Given problem:
Identify the lines that contain the string "Workbench", then copy each of them.

Supplied data:
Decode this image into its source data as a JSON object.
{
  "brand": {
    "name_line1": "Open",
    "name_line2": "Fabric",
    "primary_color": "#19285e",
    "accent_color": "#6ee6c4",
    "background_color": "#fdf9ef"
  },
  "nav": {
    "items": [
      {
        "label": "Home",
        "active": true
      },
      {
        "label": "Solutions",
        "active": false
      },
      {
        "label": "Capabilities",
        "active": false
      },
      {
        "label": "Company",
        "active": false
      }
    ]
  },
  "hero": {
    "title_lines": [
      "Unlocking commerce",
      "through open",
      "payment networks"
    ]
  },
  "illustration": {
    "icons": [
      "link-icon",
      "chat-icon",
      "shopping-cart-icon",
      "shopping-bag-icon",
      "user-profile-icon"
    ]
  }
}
--
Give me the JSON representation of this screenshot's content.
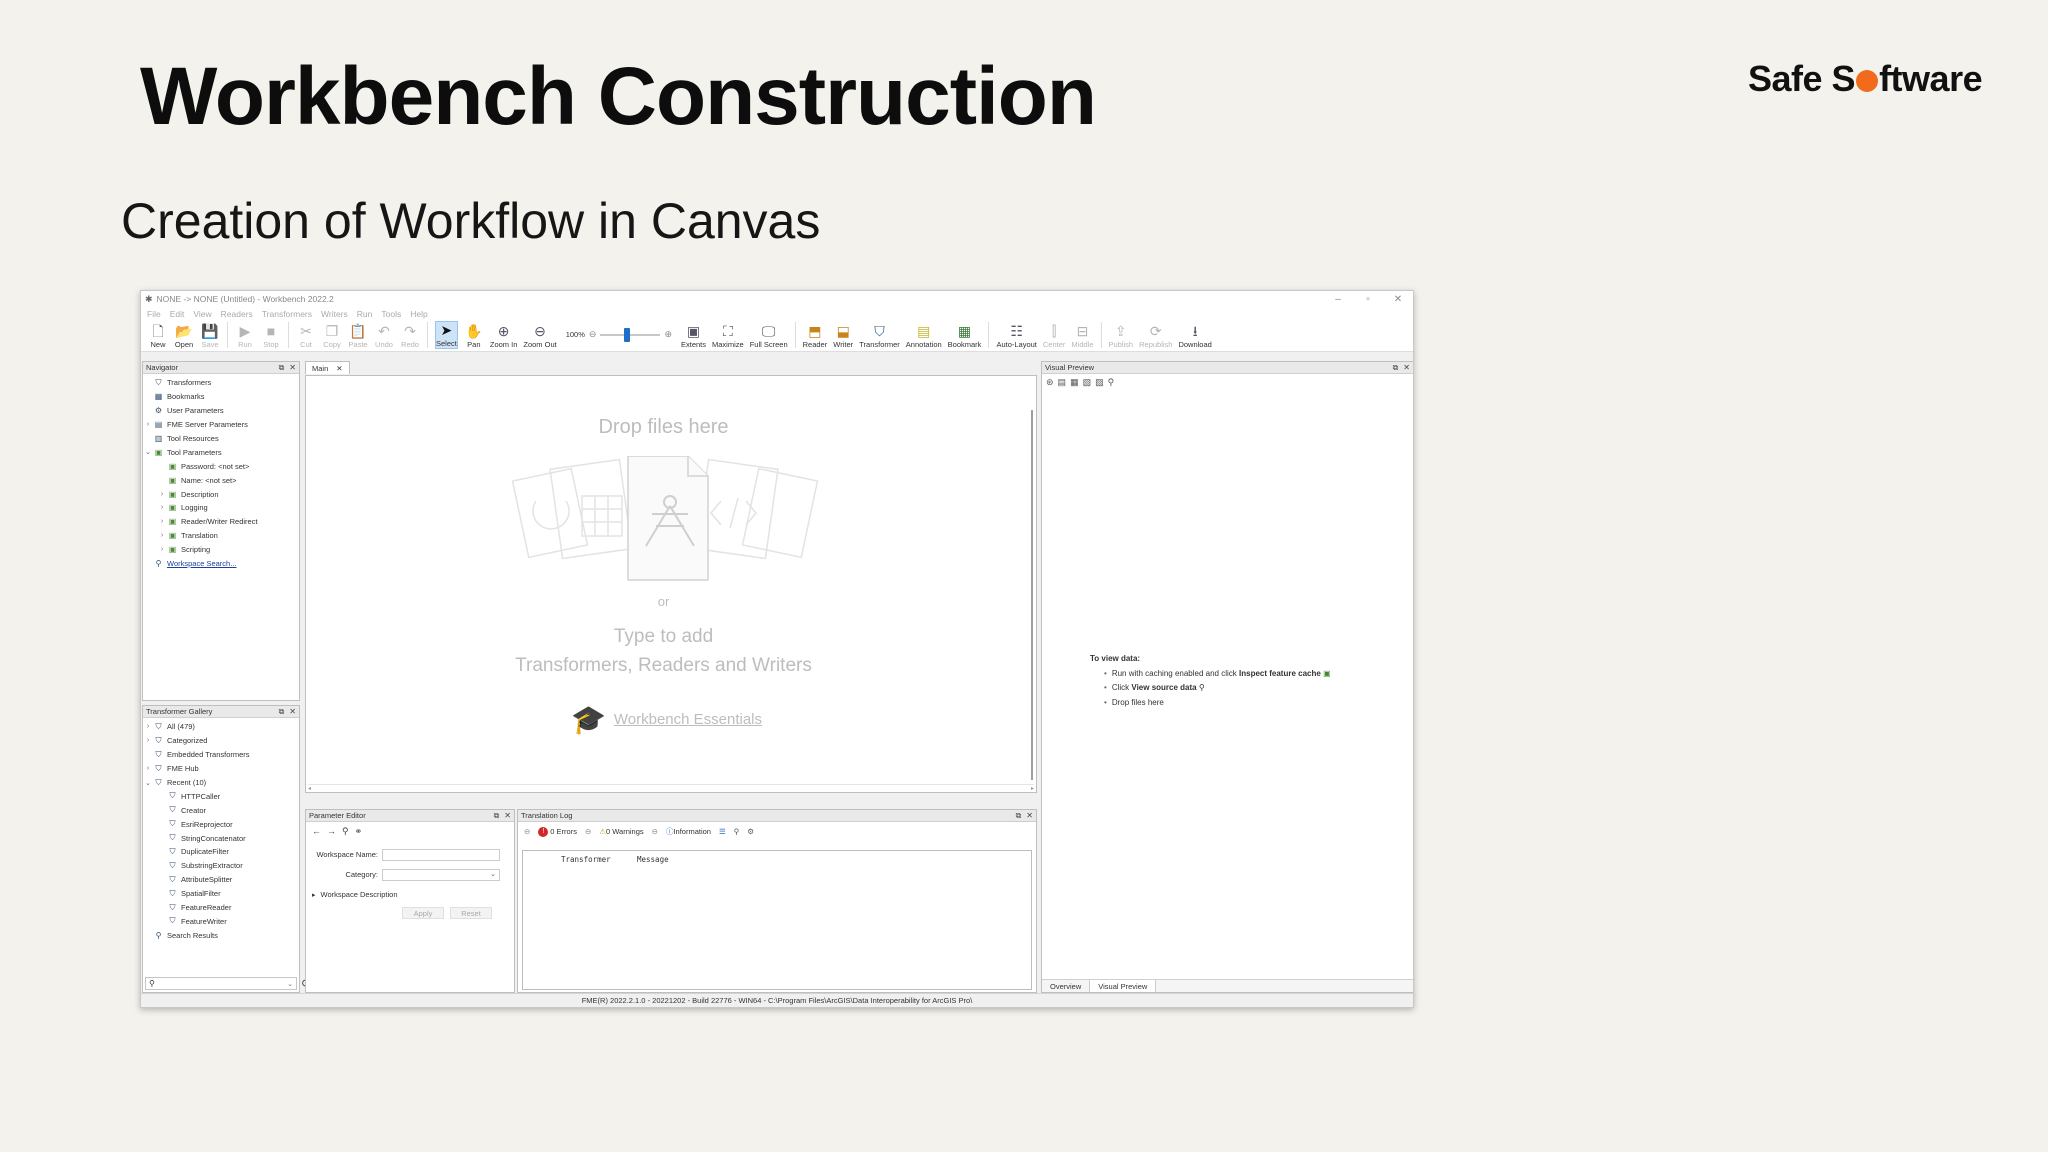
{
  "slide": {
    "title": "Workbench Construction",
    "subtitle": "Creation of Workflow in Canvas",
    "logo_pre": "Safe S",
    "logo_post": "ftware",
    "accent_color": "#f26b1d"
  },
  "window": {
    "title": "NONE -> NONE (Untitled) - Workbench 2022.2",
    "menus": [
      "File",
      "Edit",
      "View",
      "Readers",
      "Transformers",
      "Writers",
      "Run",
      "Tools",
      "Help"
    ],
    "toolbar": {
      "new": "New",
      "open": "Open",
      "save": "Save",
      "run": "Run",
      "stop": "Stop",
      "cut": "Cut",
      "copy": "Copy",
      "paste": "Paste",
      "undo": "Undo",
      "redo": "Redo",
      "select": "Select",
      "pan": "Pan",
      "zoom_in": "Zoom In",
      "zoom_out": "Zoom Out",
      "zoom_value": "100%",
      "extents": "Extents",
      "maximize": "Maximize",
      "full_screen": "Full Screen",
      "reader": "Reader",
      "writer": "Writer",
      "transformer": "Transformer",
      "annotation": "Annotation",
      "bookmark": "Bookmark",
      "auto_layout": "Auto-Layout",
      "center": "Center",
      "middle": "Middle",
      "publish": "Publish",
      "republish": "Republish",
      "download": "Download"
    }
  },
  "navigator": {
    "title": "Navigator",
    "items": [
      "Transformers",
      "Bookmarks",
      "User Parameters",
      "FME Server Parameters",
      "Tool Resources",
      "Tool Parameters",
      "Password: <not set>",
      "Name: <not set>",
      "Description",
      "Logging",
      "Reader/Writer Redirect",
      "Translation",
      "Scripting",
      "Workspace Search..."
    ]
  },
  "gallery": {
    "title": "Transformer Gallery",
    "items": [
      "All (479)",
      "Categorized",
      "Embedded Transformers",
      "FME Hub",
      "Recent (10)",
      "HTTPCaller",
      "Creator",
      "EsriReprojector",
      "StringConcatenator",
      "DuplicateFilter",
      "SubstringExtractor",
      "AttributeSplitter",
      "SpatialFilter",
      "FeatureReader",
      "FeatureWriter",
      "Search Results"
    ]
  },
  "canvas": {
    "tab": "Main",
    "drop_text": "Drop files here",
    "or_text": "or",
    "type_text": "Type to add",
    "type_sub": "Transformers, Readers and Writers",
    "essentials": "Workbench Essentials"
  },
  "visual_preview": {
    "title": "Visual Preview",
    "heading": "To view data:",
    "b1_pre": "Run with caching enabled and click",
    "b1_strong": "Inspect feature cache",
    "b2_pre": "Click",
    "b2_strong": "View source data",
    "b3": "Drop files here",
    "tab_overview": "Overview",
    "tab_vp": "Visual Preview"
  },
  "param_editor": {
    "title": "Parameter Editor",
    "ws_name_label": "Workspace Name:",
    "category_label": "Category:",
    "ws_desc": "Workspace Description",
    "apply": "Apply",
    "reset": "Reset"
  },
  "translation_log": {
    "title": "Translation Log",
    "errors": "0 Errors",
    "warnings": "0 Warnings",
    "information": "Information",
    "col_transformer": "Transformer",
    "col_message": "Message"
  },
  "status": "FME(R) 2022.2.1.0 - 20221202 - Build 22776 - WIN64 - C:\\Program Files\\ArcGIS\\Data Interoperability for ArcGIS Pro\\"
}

Exercise output:
    "title": "Workbench Construction",
    "title": "NONE -> NONE (Untitled) - Workbench 2022.2",
    "essentials": "Workbench Essentials"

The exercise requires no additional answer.